# Your task:
Write out all of the entries exactly as given.

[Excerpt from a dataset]
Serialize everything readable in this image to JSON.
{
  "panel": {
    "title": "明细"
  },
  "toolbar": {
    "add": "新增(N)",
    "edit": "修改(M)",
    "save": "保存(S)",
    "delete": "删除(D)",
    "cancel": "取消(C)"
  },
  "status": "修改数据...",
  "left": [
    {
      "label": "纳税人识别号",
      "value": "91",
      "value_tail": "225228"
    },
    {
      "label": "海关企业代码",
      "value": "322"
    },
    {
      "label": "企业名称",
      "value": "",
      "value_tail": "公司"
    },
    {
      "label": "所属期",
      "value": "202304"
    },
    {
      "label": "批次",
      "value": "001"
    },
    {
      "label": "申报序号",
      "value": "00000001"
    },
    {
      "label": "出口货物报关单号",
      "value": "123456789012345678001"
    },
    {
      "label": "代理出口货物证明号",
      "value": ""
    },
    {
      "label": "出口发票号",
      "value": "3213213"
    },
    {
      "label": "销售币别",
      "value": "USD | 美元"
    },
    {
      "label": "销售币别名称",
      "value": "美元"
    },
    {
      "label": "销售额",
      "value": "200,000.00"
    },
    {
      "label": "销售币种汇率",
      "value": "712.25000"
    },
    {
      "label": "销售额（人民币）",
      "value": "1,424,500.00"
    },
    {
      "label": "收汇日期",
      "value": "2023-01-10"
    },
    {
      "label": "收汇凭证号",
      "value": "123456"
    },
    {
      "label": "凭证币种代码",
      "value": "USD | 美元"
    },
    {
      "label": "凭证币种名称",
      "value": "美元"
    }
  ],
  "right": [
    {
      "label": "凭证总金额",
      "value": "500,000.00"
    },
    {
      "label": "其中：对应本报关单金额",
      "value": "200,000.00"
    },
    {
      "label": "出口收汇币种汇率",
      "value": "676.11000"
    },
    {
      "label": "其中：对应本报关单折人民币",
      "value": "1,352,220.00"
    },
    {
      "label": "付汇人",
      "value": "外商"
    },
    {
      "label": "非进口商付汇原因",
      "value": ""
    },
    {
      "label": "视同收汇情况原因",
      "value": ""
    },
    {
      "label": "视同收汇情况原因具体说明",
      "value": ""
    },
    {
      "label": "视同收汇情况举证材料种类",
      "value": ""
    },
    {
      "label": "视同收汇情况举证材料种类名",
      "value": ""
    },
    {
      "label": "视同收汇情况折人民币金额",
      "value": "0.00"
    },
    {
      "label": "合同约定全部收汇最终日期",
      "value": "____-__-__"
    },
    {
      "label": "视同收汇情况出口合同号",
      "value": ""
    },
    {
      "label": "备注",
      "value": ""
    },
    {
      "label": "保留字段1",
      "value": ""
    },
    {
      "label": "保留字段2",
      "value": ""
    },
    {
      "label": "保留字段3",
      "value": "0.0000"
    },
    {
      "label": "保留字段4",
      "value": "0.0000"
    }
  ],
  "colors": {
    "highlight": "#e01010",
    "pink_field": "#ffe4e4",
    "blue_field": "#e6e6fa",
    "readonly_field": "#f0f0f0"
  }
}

# Expected output:
Serialize everything readable in this image to JSON.
{
  "panel": {
    "title": "明细"
  },
  "toolbar": {
    "add": "新增(N)",
    "edit": "修改(M)",
    "save": "保存(S)",
    "delete": "删除(D)",
    "cancel": "取消(C)"
  },
  "status": "修改数据...",
  "left": [
    {
      "label": "纳税人识别号",
      "value": "91",
      "value_tail": "225228"
    },
    {
      "label": "海关企业代码",
      "value": "322"
    },
    {
      "label": "企业名称",
      "value": "",
      "value_tail": "公司"
    },
    {
      "label": "所属期",
      "value": "202304"
    },
    {
      "label": "批次",
      "value": "001"
    },
    {
      "label": "申报序号",
      "value": "00000001"
    },
    {
      "label": "出口货物报关单号",
      "value": "123456789012345678001"
    },
    {
      "label": "代理出口货物证明号",
      "value": ""
    },
    {
      "label": "出口发票号",
      "value": "3213213"
    },
    {
      "label": "销售币别",
      "value": "USD | 美元"
    },
    {
      "label": "销售币别名称",
      "value": "美元"
    },
    {
      "label": "销售额",
      "value": "200,000.00"
    },
    {
      "label": "销售币种汇率",
      "value": "712.25000"
    },
    {
      "label": "销售额（人民币）",
      "value": "1,424,500.00"
    },
    {
      "label": "收汇日期",
      "value": "2023-01-10"
    },
    {
      "label": "收汇凭证号",
      "value": "123456"
    },
    {
      "label": "凭证币种代码",
      "value": "USD | 美元"
    },
    {
      "label": "凭证币种名称",
      "value": "美元"
    }
  ],
  "right": [
    {
      "label": "凭证总金额",
      "value": "500,000.00"
    },
    {
      "label": "其中：对应本报关单金额",
      "value": "200,000.00"
    },
    {
      "label": "出口收汇币种汇率",
      "value": "676.11000"
    },
    {
      "label": "其中：对应本报关单折人民币",
      "value": "1,352,220.00"
    },
    {
      "label": "付汇人",
      "value": "外商"
    },
    {
      "label": "非进口商付汇原因",
      "value": ""
    },
    {
      "label": "视同收汇情况原因",
      "value": ""
    },
    {
      "label": "视同收汇情况原因具体说明",
      "value": ""
    },
    {
      "label": "视同收汇情况举证材料种类",
      "value": ""
    },
    {
      "label": "视同收汇情况举证材料种类名",
      "value": ""
    },
    {
      "label": "视同收汇情况折人民币金额",
      "value": "0.00"
    },
    {
      "label": "合同约定全部收汇最终日期",
      "value": "____-__-__"
    },
    {
      "label": "视同收汇情况出口合同号",
      "value": ""
    },
    {
      "label": "备注",
      "value": ""
    },
    {
      "label": "保留字段1",
      "value": ""
    },
    {
      "label": "保留字段2",
      "value": ""
    },
    {
      "label": "保留字段3",
      "value": "0.0000"
    },
    {
      "label": "保留字段4",
      "value": "0.0000"
    }
  ],
  "colors": {
    "highlight": "#e01010",
    "pink_field": "#ffe4e4",
    "blue_field": "#e6e6fa",
    "readonly_field": "#f0f0f0"
  }
}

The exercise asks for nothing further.